— begin INPUT RECORDS —
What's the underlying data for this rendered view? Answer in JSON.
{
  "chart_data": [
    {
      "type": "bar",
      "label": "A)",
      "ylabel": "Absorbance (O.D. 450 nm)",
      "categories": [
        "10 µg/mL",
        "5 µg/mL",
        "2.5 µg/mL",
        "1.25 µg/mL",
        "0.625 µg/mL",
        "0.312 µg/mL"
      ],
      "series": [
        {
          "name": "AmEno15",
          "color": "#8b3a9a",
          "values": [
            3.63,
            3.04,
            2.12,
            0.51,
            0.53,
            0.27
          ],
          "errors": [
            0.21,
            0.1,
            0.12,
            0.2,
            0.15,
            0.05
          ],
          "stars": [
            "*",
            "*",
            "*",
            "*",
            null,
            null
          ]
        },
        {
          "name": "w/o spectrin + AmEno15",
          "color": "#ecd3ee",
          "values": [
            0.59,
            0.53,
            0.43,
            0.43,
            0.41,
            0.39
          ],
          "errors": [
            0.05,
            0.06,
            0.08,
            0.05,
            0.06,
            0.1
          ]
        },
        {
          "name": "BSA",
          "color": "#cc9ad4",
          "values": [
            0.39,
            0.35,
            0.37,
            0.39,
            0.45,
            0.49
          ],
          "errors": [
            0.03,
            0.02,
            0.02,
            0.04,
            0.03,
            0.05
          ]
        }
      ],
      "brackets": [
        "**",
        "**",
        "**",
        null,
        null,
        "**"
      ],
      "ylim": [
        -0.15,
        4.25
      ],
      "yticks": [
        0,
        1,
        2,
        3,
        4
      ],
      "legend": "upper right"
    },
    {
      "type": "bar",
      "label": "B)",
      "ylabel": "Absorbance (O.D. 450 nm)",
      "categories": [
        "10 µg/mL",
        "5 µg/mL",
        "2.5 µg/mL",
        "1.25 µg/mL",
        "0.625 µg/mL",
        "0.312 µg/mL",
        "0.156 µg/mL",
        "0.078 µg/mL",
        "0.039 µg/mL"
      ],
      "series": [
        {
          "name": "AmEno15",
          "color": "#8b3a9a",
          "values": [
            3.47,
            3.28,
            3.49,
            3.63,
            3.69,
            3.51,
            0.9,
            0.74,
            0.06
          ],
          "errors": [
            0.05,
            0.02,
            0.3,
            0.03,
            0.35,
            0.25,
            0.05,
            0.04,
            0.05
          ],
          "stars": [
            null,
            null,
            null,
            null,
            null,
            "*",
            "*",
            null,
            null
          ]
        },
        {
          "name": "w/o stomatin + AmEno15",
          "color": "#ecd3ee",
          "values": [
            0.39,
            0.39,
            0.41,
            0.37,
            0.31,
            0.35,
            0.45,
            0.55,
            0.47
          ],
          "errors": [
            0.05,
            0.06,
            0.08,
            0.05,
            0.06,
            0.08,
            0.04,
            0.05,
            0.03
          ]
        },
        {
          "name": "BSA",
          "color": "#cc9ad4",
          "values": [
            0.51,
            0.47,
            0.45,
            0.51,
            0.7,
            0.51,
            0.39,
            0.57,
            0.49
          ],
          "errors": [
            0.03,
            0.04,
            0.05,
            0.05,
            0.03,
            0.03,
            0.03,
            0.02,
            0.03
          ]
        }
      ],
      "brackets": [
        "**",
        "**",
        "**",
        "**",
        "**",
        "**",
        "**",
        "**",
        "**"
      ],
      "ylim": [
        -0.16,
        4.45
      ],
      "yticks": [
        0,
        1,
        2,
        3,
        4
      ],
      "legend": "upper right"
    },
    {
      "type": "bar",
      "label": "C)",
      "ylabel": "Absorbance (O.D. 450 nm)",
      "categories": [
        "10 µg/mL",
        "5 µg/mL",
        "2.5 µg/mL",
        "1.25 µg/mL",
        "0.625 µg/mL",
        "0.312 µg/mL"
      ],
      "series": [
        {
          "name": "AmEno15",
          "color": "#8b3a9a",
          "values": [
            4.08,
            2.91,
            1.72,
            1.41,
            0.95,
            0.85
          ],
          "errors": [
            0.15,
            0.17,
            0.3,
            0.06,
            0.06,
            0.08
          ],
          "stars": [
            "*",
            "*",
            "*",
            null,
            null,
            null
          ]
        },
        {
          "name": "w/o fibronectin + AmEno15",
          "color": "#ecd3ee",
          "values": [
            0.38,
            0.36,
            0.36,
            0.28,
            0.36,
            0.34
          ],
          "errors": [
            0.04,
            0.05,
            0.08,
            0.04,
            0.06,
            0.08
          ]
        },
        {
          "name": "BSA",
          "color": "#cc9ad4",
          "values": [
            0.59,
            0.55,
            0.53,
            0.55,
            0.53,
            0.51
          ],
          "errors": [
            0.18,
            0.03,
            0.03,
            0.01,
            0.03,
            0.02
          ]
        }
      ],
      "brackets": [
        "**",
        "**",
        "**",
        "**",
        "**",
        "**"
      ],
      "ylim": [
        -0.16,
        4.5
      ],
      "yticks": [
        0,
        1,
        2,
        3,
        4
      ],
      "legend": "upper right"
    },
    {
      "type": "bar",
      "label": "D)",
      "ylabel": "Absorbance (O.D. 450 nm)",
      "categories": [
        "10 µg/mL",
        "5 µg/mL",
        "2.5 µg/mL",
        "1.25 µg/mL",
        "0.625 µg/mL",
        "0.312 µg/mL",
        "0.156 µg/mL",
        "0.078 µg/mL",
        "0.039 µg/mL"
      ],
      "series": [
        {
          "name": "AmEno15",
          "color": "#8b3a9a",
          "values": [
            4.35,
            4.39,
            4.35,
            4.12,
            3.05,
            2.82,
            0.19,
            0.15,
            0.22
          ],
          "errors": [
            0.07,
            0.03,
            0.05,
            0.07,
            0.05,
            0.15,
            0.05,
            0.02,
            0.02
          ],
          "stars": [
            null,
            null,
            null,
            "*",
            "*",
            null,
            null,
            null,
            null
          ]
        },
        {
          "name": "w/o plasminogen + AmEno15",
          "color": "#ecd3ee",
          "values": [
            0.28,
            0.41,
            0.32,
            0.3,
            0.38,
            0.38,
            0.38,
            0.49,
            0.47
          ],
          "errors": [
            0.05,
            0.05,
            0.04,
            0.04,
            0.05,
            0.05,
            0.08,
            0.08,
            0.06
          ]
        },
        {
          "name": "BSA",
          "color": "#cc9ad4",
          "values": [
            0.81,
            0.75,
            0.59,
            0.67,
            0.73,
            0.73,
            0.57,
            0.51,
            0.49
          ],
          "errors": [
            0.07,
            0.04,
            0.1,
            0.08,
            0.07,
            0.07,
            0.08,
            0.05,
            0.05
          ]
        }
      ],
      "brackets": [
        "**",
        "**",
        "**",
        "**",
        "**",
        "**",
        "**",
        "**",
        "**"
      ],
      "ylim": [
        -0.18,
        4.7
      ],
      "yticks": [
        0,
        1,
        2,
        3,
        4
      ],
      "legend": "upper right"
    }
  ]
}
— end INPUT RECORDS —
EXERCISE:
Exactly reproduce all of the entries above.

COMPLETE RESPONSE:
What's the underlying data for this rendered view? Answer in JSON.
{
  "chart_data": [
    {
      "type": "bar",
      "label": "A)",
      "ylabel": "Absorbance (O.D. 450 nm)",
      "categories": [
        "10 µg/mL",
        "5 µg/mL",
        "2.5 µg/mL",
        "1.25 µg/mL",
        "0.625 µg/mL",
        "0.312 µg/mL"
      ],
      "series": [
        {
          "name": "AmEno15",
          "color": "#8b3a9a",
          "values": [
            3.63,
            3.04,
            2.12,
            0.51,
            0.53,
            0.27
          ],
          "errors": [
            0.21,
            0.1,
            0.12,
            0.2,
            0.15,
            0.05
          ],
          "stars": [
            "*",
            "*",
            "*",
            "*",
            null,
            null
          ]
        },
        {
          "name": "w/o spectrin + AmEno15",
          "color": "#ecd3ee",
          "values": [
            0.59,
            0.53,
            0.43,
            0.43,
            0.41,
            0.39
          ],
          "errors": [
            0.05,
            0.06,
            0.08,
            0.05,
            0.06,
            0.1
          ]
        },
        {
          "name": "BSA",
          "color": "#cc9ad4",
          "values": [
            0.39,
            0.35,
            0.37,
            0.39,
            0.45,
            0.49
          ],
          "errors": [
            0.03,
            0.02,
            0.02,
            0.04,
            0.03,
            0.05
          ]
        }
      ],
      "brackets": [
        "**",
        "**",
        "**",
        null,
        null,
        "**"
      ],
      "ylim": [
        -0.15,
        4.25
      ],
      "yticks": [
        0,
        1,
        2,
        3,
        4
      ],
      "legend": "upper right"
    },
    {
      "type": "bar",
      "label": "B)",
      "ylabel": "Absorbance (O.D. 450 nm)",
      "categories": [
        "10 µg/mL",
        "5 µg/mL",
        "2.5 µg/mL",
        "1.25 µg/mL",
        "0.625 µg/mL",
        "0.312 µg/mL",
        "0.156 µg/mL",
        "0.078 µg/mL",
        "0.039 µg/mL"
      ],
      "series": [
        {
          "name": "AmEno15",
          "color": "#8b3a9a",
          "values": [
            3.47,
            3.28,
            3.49,
            3.63,
            3.69,
            3.51,
            0.9,
            0.74,
            0.06
          ],
          "errors": [
            0.05,
            0.02,
            0.3,
            0.03,
            0.35,
            0.25,
            0.05,
            0.04,
            0.05
          ],
          "stars": [
            null,
            null,
            null,
            null,
            null,
            "*",
            "*",
            null,
            null
          ]
        },
        {
          "name": "w/o stomatin + AmEno15",
          "color": "#ecd3ee",
          "values": [
            0.39,
            0.39,
            0.41,
            0.37,
            0.31,
            0.35,
            0.45,
            0.55,
            0.47
          ],
          "errors": [
            0.05,
            0.06,
            0.08,
            0.05,
            0.06,
            0.08,
            0.04,
            0.05,
            0.03
          ]
        },
        {
          "name": "BSA",
          "color": "#cc9ad4",
          "values": [
            0.51,
            0.47,
            0.45,
            0.51,
            0.7,
            0.51,
            0.39,
            0.57,
            0.49
          ],
          "errors": [
            0.03,
            0.04,
            0.05,
            0.05,
            0.03,
            0.03,
            0.03,
            0.02,
            0.03
          ]
        }
      ],
      "brackets": [
        "**",
        "**",
        "**",
        "**",
        "**",
        "**",
        "**",
        "**",
        "**"
      ],
      "ylim": [
        -0.16,
        4.45
      ],
      "yticks": [
        0,
        1,
        2,
        3,
        4
      ],
      "legend": "upper right"
    },
    {
      "type": "bar",
      "label": "C)",
      "ylabel": "Absorbance (O.D. 450 nm)",
      "categories": [
        "10 µg/mL",
        "5 µg/mL",
        "2.5 µg/mL",
        "1.25 µg/mL",
        "0.625 µg/mL",
        "0.312 µg/mL"
      ],
      "series": [
        {
          "name": "AmEno15",
          "color": "#8b3a9a",
          "values": [
            4.08,
            2.91,
            1.72,
            1.41,
            0.95,
            0.85
          ],
          "errors": [
            0.15,
            0.17,
            0.3,
            0.06,
            0.06,
            0.08
          ],
          "stars": [
            "*",
            "*",
            "*",
            null,
            null,
            null
          ]
        },
        {
          "name": "w/o fibronectin + AmEno15",
          "color": "#ecd3ee",
          "values": [
            0.38,
            0.36,
            0.36,
            0.28,
            0.36,
            0.34
          ],
          "errors": [
            0.04,
            0.05,
            0.08,
            0.04,
            0.06,
            0.08
          ]
        },
        {
          "name": "BSA",
          "color": "#cc9ad4",
          "values": [
            0.59,
            0.55,
            0.53,
            0.55,
            0.53,
            0.51
          ],
          "errors": [
            0.18,
            0.03,
            0.03,
            0.01,
            0.03,
            0.02
          ]
        }
      ],
      "brackets": [
        "**",
        "**",
        "**",
        "**",
        "**",
        "**"
      ],
      "ylim": [
        -0.16,
        4.5
      ],
      "yticks": [
        0,
        1,
        2,
        3,
        4
      ],
      "legend": "upper right"
    },
    {
      "type": "bar",
      "label": "D)",
      "ylabel": "Absorbance (O.D. 450 nm)",
      "categories": [
        "10 µg/mL",
        "5 µg/mL",
        "2.5 µg/mL",
        "1.25 µg/mL",
        "0.625 µg/mL",
        "0.312 µg/mL",
        "0.156 µg/mL",
        "0.078 µg/mL",
        "0.039 µg/mL"
      ],
      "series": [
        {
          "name": "AmEno15",
          "color": "#8b3a9a",
          "values": [
            4.35,
            4.39,
            4.35,
            4.12,
            3.05,
            2.82,
            0.19,
            0.15,
            0.22
          ],
          "errors": [
            0.07,
            0.03,
            0.05,
            0.07,
            0.05,
            0.15,
            0.05,
            0.02,
            0.02
          ],
          "stars": [
            null,
            null,
            null,
            "*",
            "*",
            null,
            null,
            null,
            null
          ]
        },
        {
          "name": "w/o plasminogen + AmEno15",
          "color": "#ecd3ee",
          "values": [
            0.28,
            0.41,
            0.32,
            0.3,
            0.38,
            0.38,
            0.38,
            0.49,
            0.47
          ],
          "errors": [
            0.05,
            0.05,
            0.04,
            0.04,
            0.05,
            0.05,
            0.08,
            0.08,
            0.06
          ]
        },
        {
          "name": "BSA",
          "color": "#cc9ad4",
          "values": [
            0.81,
            0.75,
            0.59,
            0.67,
            0.73,
            0.73,
            0.57,
            0.51,
            0.49
          ],
          "errors": [
            0.07,
            0.04,
            0.1,
            0.08,
            0.07,
            0.07,
            0.08,
            0.05,
            0.05
          ]
        }
      ],
      "brackets": [
        "**",
        "**",
        "**",
        "**",
        "**",
        "**",
        "**",
        "**",
        "**"
      ],
      "ylim": [
        -0.18,
        4.7
      ],
      "yticks": [
        0,
        1,
        2,
        3,
        4
      ],
      "legend": "upper right"
    }
  ]
}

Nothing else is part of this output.